■ Brief A
Set down the essay word for word, starting at "While the taste" and ending at "harvest sweet fruition.".

■ Quoted passage
-- Begin --
Thank God I found a bridge, a bridge that connected me to my dreams. God has instrumented Eat Bulaga to assist me financially for my high school education. All around the Philippines, 30 students were selected and were hailed as Eat Bulaga’s Excellent Student Awardees (EBESt). Because of that, I was able to continue my dream for another four years, until they decided that they would support all of us until we finished college. “A green light from heaven”, I always say. The heavens allowed me to continue aspiring, to continue dreaming for a better life.

The UP Experience
Entering UP was a dream which provided me with a set of totally new experiences. There were only three of us who passed the UPCAT in 2013 who chose to enrol in SLIS. Clueless at first, I remember asking my mom “Ma, paano yung klase kung tatlo lang kaming pumasa? Parang one-on-one yung prof samin, tapos tatlo lang kami sa isang classroom?”, which never really happened by the way. Through the years, I realized that studying in UP actually exposed us to public scrutiny. Every time there is an issue, whether local, nationwide, or international, the UP community always makes a stand. To the people outside, those acts are bayaran or dilawan. But for us, such acts show how proactive we are when it comes to society; that we actually translate into action what we learned inside the classroom.
While the taste of flat unos and near-perfect exams are so sweet, I have also had a fair share of disappointments and failures. Quite frankly, when I first entered Gonzalez Hall, there were two goals in my mind: first, to win the LIS Wizard, and second, to stand at a podium and deliver a speech. While I managed to achieve the latter, I was very frustrated I did not have the chance to represent our beloved school in that contest. Probably because of the system of selection of participants, or that contest was not really for me. Even if that is the case, I have full confidence that this developing process will soon reach maturation, and will harvest sweet fruition.
-- End --
■ Brief B
Extract the rows verbatim, starting at the first row and ending at the row that contains "colorbar-swatch <box>163 980 212 989</box>", with both of those rows included.

■ Dataset items
-- Begin --
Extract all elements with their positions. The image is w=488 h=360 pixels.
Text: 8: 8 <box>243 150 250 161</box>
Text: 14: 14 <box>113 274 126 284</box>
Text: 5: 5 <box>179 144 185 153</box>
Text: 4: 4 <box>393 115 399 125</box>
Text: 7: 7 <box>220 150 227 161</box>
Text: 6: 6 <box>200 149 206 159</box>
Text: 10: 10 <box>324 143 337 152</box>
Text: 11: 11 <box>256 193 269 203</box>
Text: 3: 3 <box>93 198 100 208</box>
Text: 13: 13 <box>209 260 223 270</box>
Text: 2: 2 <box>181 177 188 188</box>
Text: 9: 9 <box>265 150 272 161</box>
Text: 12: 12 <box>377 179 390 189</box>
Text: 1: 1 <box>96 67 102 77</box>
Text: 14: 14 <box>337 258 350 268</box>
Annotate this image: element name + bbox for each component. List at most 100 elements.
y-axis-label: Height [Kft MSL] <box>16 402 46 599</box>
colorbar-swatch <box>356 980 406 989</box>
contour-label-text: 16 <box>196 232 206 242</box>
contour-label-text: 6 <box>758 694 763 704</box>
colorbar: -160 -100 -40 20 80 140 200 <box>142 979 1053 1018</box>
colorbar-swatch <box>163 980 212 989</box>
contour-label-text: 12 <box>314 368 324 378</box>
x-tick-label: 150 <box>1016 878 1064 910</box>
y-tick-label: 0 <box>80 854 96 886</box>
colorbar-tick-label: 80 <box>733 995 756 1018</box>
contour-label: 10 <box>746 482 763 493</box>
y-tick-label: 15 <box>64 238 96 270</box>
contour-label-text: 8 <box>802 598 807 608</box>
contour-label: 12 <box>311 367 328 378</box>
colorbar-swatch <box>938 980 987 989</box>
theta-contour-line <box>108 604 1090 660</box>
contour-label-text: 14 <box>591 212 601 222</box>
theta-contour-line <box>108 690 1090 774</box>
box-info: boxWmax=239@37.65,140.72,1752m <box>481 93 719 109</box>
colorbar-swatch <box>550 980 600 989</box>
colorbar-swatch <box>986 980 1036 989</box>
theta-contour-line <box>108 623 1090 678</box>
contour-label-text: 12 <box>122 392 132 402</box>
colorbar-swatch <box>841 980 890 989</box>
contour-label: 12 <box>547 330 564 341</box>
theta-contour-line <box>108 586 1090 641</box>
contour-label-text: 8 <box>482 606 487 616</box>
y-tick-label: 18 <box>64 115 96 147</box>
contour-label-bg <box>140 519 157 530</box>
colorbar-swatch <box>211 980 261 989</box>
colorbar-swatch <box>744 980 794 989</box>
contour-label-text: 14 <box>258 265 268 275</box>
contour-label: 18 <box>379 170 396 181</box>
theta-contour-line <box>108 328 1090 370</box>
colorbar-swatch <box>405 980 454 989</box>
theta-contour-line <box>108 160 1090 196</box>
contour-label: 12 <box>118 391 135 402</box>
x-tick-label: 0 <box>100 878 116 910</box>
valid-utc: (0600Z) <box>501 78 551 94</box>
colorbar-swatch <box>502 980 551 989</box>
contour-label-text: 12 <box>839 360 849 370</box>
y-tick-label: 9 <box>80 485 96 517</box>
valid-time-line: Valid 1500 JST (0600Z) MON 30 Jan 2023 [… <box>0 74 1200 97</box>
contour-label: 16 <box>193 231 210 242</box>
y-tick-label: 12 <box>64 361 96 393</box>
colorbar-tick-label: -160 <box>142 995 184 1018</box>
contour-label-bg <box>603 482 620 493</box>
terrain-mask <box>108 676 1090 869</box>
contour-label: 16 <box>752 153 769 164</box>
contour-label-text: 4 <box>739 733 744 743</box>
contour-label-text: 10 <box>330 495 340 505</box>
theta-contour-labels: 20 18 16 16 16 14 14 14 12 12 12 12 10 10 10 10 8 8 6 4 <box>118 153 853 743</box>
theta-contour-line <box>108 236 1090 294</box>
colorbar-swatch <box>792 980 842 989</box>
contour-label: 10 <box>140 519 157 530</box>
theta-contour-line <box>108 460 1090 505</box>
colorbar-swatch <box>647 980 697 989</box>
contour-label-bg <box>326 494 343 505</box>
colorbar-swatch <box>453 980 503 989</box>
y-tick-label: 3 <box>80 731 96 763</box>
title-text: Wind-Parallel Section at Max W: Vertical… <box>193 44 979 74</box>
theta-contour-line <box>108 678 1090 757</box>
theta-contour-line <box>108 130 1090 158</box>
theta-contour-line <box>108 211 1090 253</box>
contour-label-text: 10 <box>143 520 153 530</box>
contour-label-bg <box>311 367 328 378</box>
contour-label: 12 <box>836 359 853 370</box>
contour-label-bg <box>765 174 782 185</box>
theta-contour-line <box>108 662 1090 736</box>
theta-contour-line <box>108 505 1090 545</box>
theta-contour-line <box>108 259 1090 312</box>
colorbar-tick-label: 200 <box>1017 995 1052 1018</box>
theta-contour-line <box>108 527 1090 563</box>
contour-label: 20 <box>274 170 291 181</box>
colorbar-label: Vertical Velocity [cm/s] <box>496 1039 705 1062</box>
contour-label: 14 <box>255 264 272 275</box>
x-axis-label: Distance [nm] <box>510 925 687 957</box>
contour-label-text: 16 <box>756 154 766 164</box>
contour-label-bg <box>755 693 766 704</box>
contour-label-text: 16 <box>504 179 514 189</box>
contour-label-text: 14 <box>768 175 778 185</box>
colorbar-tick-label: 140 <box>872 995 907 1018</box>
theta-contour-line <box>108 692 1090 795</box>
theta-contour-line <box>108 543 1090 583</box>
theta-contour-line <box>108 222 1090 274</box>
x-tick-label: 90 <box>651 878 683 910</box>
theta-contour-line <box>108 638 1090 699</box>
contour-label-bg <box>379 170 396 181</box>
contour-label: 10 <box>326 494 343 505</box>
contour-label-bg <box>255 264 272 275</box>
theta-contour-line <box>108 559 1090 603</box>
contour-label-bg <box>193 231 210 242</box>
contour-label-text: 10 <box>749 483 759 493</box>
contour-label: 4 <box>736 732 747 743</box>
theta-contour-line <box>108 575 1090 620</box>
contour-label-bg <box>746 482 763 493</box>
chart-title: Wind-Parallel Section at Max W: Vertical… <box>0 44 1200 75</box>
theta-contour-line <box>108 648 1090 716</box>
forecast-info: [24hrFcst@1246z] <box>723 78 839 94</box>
-- End --
■ Result A
While the taste of flat unos and near-perfect exams are so sweet, I have also had a fair share of disappointments and failures. Quite frankly, when I first entered Gonzalez Hall, there were two goals in my mind: first, to win the LIS Wizard, and second, to stand at a podium and deliver a speech. While I managed to achieve the latter, I was very frustrated I did not have the chance to represent our beloved school in that contest. Probably because of the system of selection of participants, or that contest was not really for me. Even if that is the case, I have full confidence that this developing process will soon reach maturation, and will harvest sweet fruition.

■ Result B
Extract all elements with their positions. The image is w=488 h=360 pixels.
Text: 8: 8 <box>243 150 250 161</box>
Text: 14: 14 <box>113 274 126 284</box>
Text: 5: 5 <box>179 144 185 153</box>
Text: 4: 4 <box>393 115 399 125</box>
Text: 7: 7 <box>220 150 227 161</box>
Text: 6: 6 <box>200 149 206 159</box>
Text: 10: 10 <box>324 143 337 152</box>
Text: 11: 11 <box>256 193 269 203</box>
Text: 3: 3 <box>93 198 100 208</box>
Text: 13: 13 <box>209 260 223 270</box>
Text: 2: 2 <box>181 177 188 188</box>
Text: 9: 9 <box>265 150 272 161</box>
Text: 12: 12 <box>377 179 390 189</box>
Text: 1: 1 <box>96 67 102 77</box>
Text: 14: 14 <box>337 258 350 268</box>
Annotate this image: element name + bbox for each component. List at most 100 elements.
y-axis-label: Height [Kft MSL] <box>16 402 46 599</box>
colorbar-swatch <box>356 980 406 989</box>
contour-label-text: 16 <box>196 232 206 242</box>
contour-label-text: 6 <box>758 694 763 704</box>
colorbar: -160 -100 -40 20 80 140 200 <box>142 979 1053 1018</box>
colorbar-swatch <box>163 980 212 989</box>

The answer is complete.